= WRITTEN REQUEST =
Reproduce all the entries exactly and keep the pictures out.

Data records
******

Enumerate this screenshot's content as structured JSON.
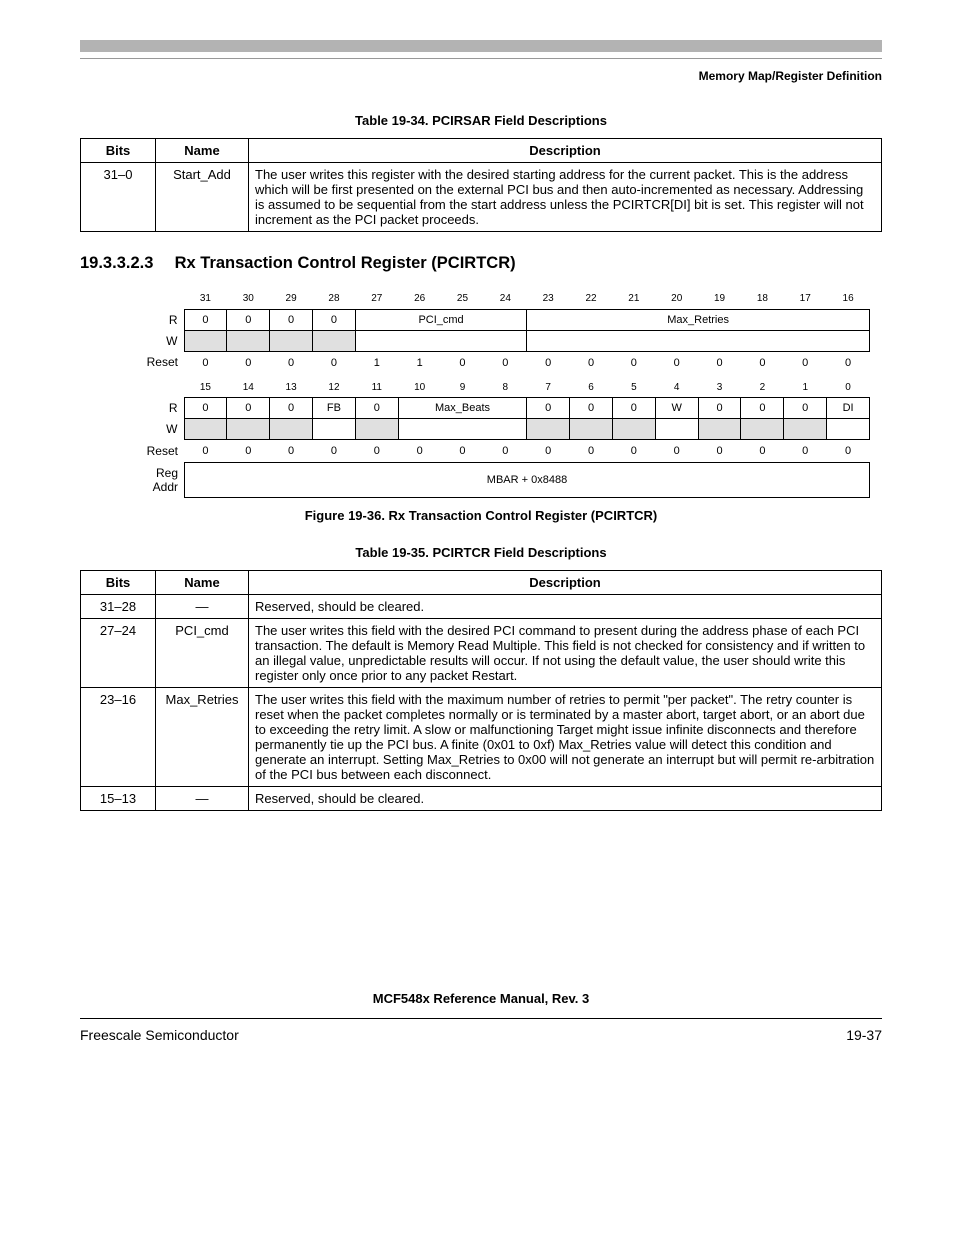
{
  "sectionLabel": "Memory Map/Register Definition",
  "table34": {
    "caption": "Table 19-34. PCIRSAR Field Descriptions",
    "headers": [
      "Bits",
      "Name",
      "Description"
    ],
    "rows": [
      {
        "bits": "31–0",
        "name": "Start_Add",
        "desc": "The user writes this register with the desired starting address for the current packet. This is the address which will be first presented on the external PCI bus and then auto-incremented as necessary. Addressing is assumed to be sequential from the start address unless the PCIRTCR[DI] bit is set. This register will not increment as the PCI packet proceeds."
      }
    ]
  },
  "heading": {
    "num": "19.3.3.2.3",
    "title": "Rx Transaction Control Register (PCIRTCR)"
  },
  "reg": {
    "top": {
      "bitnums": [
        "31",
        "30",
        "29",
        "28",
        "27",
        "26",
        "25",
        "24",
        "23",
        "22",
        "21",
        "20",
        "19",
        "18",
        "17",
        "16"
      ],
      "rLabel": "R",
      "wLabel": "W",
      "resetLabel": "Reset",
      "rCells": [
        {
          "t": "0",
          "span": 1,
          "gray": false
        },
        {
          "t": "0",
          "span": 1,
          "gray": false
        },
        {
          "t": "0",
          "span": 1,
          "gray": false
        },
        {
          "t": "0",
          "span": 1,
          "gray": false
        },
        {
          "t": "PCI_cmd",
          "span": 4,
          "gray": false
        },
        {
          "t": "Max_Retries",
          "span": 8,
          "gray": false
        }
      ],
      "wCells": [
        {
          "t": "",
          "span": 1,
          "gray": true
        },
        {
          "t": "",
          "span": 1,
          "gray": true
        },
        {
          "t": "",
          "span": 1,
          "gray": true
        },
        {
          "t": "",
          "span": 1,
          "gray": true
        },
        {
          "t": "",
          "span": 4,
          "gray": false
        },
        {
          "t": "",
          "span": 8,
          "gray": false
        }
      ],
      "reset": [
        "0",
        "0",
        "0",
        "0",
        "1",
        "1",
        "0",
        "0",
        "0",
        "0",
        "0",
        "0",
        "0",
        "0",
        "0",
        "0"
      ]
    },
    "bottom": {
      "bitnums": [
        "15",
        "14",
        "13",
        "12",
        "11",
        "10",
        "9",
        "8",
        "7",
        "6",
        "5",
        "4",
        "3",
        "2",
        "1",
        "0"
      ],
      "rCells": [
        {
          "t": "0",
          "span": 1,
          "gray": false
        },
        {
          "t": "0",
          "span": 1,
          "gray": false
        },
        {
          "t": "0",
          "span": 1,
          "gray": false
        },
        {
          "t": "FB",
          "span": 1,
          "gray": false
        },
        {
          "t": "0",
          "span": 1,
          "gray": false
        },
        {
          "t": "Max_Beats",
          "span": 3,
          "gray": false
        },
        {
          "t": "0",
          "span": 1,
          "gray": false
        },
        {
          "t": "0",
          "span": 1,
          "gray": false
        },
        {
          "t": "0",
          "span": 1,
          "gray": false
        },
        {
          "t": "W",
          "span": 1,
          "gray": false
        },
        {
          "t": "0",
          "span": 1,
          "gray": false
        },
        {
          "t": "0",
          "span": 1,
          "gray": false
        },
        {
          "t": "0",
          "span": 1,
          "gray": false
        },
        {
          "t": "DI",
          "span": 1,
          "gray": false
        }
      ],
      "wCells": [
        {
          "t": "",
          "span": 1,
          "gray": true
        },
        {
          "t": "",
          "span": 1,
          "gray": true
        },
        {
          "t": "",
          "span": 1,
          "gray": true
        },
        {
          "t": "",
          "span": 1,
          "gray": false
        },
        {
          "t": "",
          "span": 1,
          "gray": true
        },
        {
          "t": "",
          "span": 3,
          "gray": false
        },
        {
          "t": "",
          "span": 1,
          "gray": true
        },
        {
          "t": "",
          "span": 1,
          "gray": true
        },
        {
          "t": "",
          "span": 1,
          "gray": true
        },
        {
          "t": "",
          "span": 1,
          "gray": false
        },
        {
          "t": "",
          "span": 1,
          "gray": true
        },
        {
          "t": "",
          "span": 1,
          "gray": true
        },
        {
          "t": "",
          "span": 1,
          "gray": true
        },
        {
          "t": "",
          "span": 1,
          "gray": false
        }
      ],
      "reset": [
        "0",
        "0",
        "0",
        "0",
        "0",
        "0",
        "0",
        "0",
        "0",
        "0",
        "0",
        "0",
        "0",
        "0",
        "0",
        "0"
      ]
    },
    "regAddrLabel1": "Reg",
    "regAddrLabel2": "Addr",
    "regAddr": "MBAR + 0x8488"
  },
  "figCaption": "Figure 19-36. Rx Transaction Control Register (PCIRTCR)",
  "table35": {
    "caption": "Table 19-35. PCIRTCR Field Descriptions",
    "headers": [
      "Bits",
      "Name",
      "Description"
    ],
    "rows": [
      {
        "bits": "31–28",
        "name": "—",
        "desc": "Reserved, should be cleared."
      },
      {
        "bits": "27–24",
        "name": "PCI_cmd",
        "desc": "The user writes this field with the desired PCI command to present during the address phase of each PCI transaction. The default is Memory Read Multiple. This field is not checked for consistency and if written to an illegal value, unpredictable results will occur. If not using the default value, the user should write this register only once prior to any packet Restart."
      },
      {
        "bits": "23–16",
        "name": "Max_Retries",
        "desc": "The user writes this field with the maximum number of retries to permit \"per packet\". The retry counter is reset when the packet completes normally or is terminated by a master abort, target abort, or an abort due to exceeding the retry limit. A slow or malfunctioning Target might issue infinite disconnects and therefore permanently tie up the PCI bus. A finite (0x01 to 0xf) Max_Retries value will detect this condition and generate an interrupt. Setting Max_Retries to 0x00 will not generate an interrupt but will permit re-arbitration of the PCI bus between each disconnect."
      },
      {
        "bits": "15–13",
        "name": "—",
        "desc": "Reserved, should be cleared."
      }
    ]
  },
  "footerTitle": "MCF548x Reference Manual, Rev. 3",
  "footerLeft": "Freescale Semiconductor",
  "footerRight": "19-37"
}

******

= ANSWER TO THE TASK =
Enumerate this screenshot's content as structured JSON.
{
  "sectionLabel": "Memory Map/Register Definition",
  "table34": {
    "caption": "Table 19-34. PCIRSAR Field Descriptions",
    "headers": [
      "Bits",
      "Name",
      "Description"
    ],
    "rows": [
      {
        "bits": "31–0",
        "name": "Start_Add",
        "desc": "The user writes this register with the desired starting address for the current packet. This is the address which will be first presented on the external PCI bus and then auto-incremented as necessary. Addressing is assumed to be sequential from the start address unless the PCIRTCR[DI] bit is set. This register will not increment as the PCI packet proceeds."
      }
    ]
  },
  "heading": {
    "num": "19.3.3.2.3",
    "title": "Rx Transaction Control Register (PCIRTCR)"
  },
  "reg": {
    "top": {
      "bitnums": [
        "31",
        "30",
        "29",
        "28",
        "27",
        "26",
        "25",
        "24",
        "23",
        "22",
        "21",
        "20",
        "19",
        "18",
        "17",
        "16"
      ],
      "rLabel": "R",
      "wLabel": "W",
      "resetLabel": "Reset",
      "rCells": [
        {
          "t": "0",
          "span": 1,
          "gray": false
        },
        {
          "t": "0",
          "span": 1,
          "gray": false
        },
        {
          "t": "0",
          "span": 1,
          "gray": false
        },
        {
          "t": "0",
          "span": 1,
          "gray": false
        },
        {
          "t": "PCI_cmd",
          "span": 4,
          "gray": false
        },
        {
          "t": "Max_Retries",
          "span": 8,
          "gray": false
        }
      ],
      "wCells": [
        {
          "t": "",
          "span": 1,
          "gray": true
        },
        {
          "t": "",
          "span": 1,
          "gray": true
        },
        {
          "t": "",
          "span": 1,
          "gray": true
        },
        {
          "t": "",
          "span": 1,
          "gray": true
        },
        {
          "t": "",
          "span": 4,
          "gray": false
        },
        {
          "t": "",
          "span": 8,
          "gray": false
        }
      ],
      "reset": [
        "0",
        "0",
        "0",
        "0",
        "1",
        "1",
        "0",
        "0",
        "0",
        "0",
        "0",
        "0",
        "0",
        "0",
        "0",
        "0"
      ]
    },
    "bottom": {
      "bitnums": [
        "15",
        "14",
        "13",
        "12",
        "11",
        "10",
        "9",
        "8",
        "7",
        "6",
        "5",
        "4",
        "3",
        "2",
        "1",
        "0"
      ],
      "rCells": [
        {
          "t": "0",
          "span": 1,
          "gray": false
        },
        {
          "t": "0",
          "span": 1,
          "gray": false
        },
        {
          "t": "0",
          "span": 1,
          "gray": false
        },
        {
          "t": "FB",
          "span": 1,
          "gray": false
        },
        {
          "t": "0",
          "span": 1,
          "gray": false
        },
        {
          "t": "Max_Beats",
          "span": 3,
          "gray": false
        },
        {
          "t": "0",
          "span": 1,
          "gray": false
        },
        {
          "t": "0",
          "span": 1,
          "gray": false
        },
        {
          "t": "0",
          "span": 1,
          "gray": false
        },
        {
          "t": "W",
          "span": 1,
          "gray": false
        },
        {
          "t": "0",
          "span": 1,
          "gray": false
        },
        {
          "t": "0",
          "span": 1,
          "gray": false
        },
        {
          "t": "0",
          "span": 1,
          "gray": false
        },
        {
          "t": "DI",
          "span": 1,
          "gray": false
        }
      ],
      "wCells": [
        {
          "t": "",
          "span": 1,
          "gray": true
        },
        {
          "t": "",
          "span": 1,
          "gray": true
        },
        {
          "t": "",
          "span": 1,
          "gray": true
        },
        {
          "t": "",
          "span": 1,
          "gray": false
        },
        {
          "t": "",
          "span": 1,
          "gray": true
        },
        {
          "t": "",
          "span": 3,
          "gray": false
        },
        {
          "t": "",
          "span": 1,
          "gray": true
        },
        {
          "t": "",
          "span": 1,
          "gray": true
        },
        {
          "t": "",
          "span": 1,
          "gray": true
        },
        {
          "t": "",
          "span": 1,
          "gray": false
        },
        {
          "t": "",
          "span": 1,
          "gray": true
        },
        {
          "t": "",
          "span": 1,
          "gray": true
        },
        {
          "t": "",
          "span": 1,
          "gray": true
        },
        {
          "t": "",
          "span": 1,
          "gray": false
        }
      ],
      "reset": [
        "0",
        "0",
        "0",
        "0",
        "0",
        "0",
        "0",
        "0",
        "0",
        "0",
        "0",
        "0",
        "0",
        "0",
        "0",
        "0"
      ]
    },
    "regAddrLabel1": "Reg",
    "regAddrLabel2": "Addr",
    "regAddr": "MBAR + 0x8488"
  },
  "figCaption": "Figure 19-36. Rx Transaction Control Register (PCIRTCR)",
  "table35": {
    "caption": "Table 19-35. PCIRTCR Field Descriptions",
    "headers": [
      "Bits",
      "Name",
      "Description"
    ],
    "rows": [
      {
        "bits": "31–28",
        "name": "—",
        "desc": "Reserved, should be cleared."
      },
      {
        "bits": "27–24",
        "name": "PCI_cmd",
        "desc": "The user writes this field with the desired PCI command to present during the address phase of each PCI transaction. The default is Memory Read Multiple. This field is not checked for consistency and if written to an illegal value, unpredictable results will occur. If not using the default value, the user should write this register only once prior to any packet Restart."
      },
      {
        "bits": "23–16",
        "name": "Max_Retries",
        "desc": "The user writes this field with the maximum number of retries to permit \"per packet\". The retry counter is reset when the packet completes normally or is terminated by a master abort, target abort, or an abort due to exceeding the retry limit. A slow or malfunctioning Target might issue infinite disconnects and therefore permanently tie up the PCI bus. A finite (0x01 to 0xf) Max_Retries value will detect this condition and generate an interrupt. Setting Max_Retries to 0x00 will not generate an interrupt but will permit re-arbitration of the PCI bus between each disconnect."
      },
      {
        "bits": "15–13",
        "name": "—",
        "desc": "Reserved, should be cleared."
      }
    ]
  },
  "footerTitle": "MCF548x Reference Manual, Rev. 3",
  "footerLeft": "Freescale Semiconductor",
  "footerRight": "19-37"
}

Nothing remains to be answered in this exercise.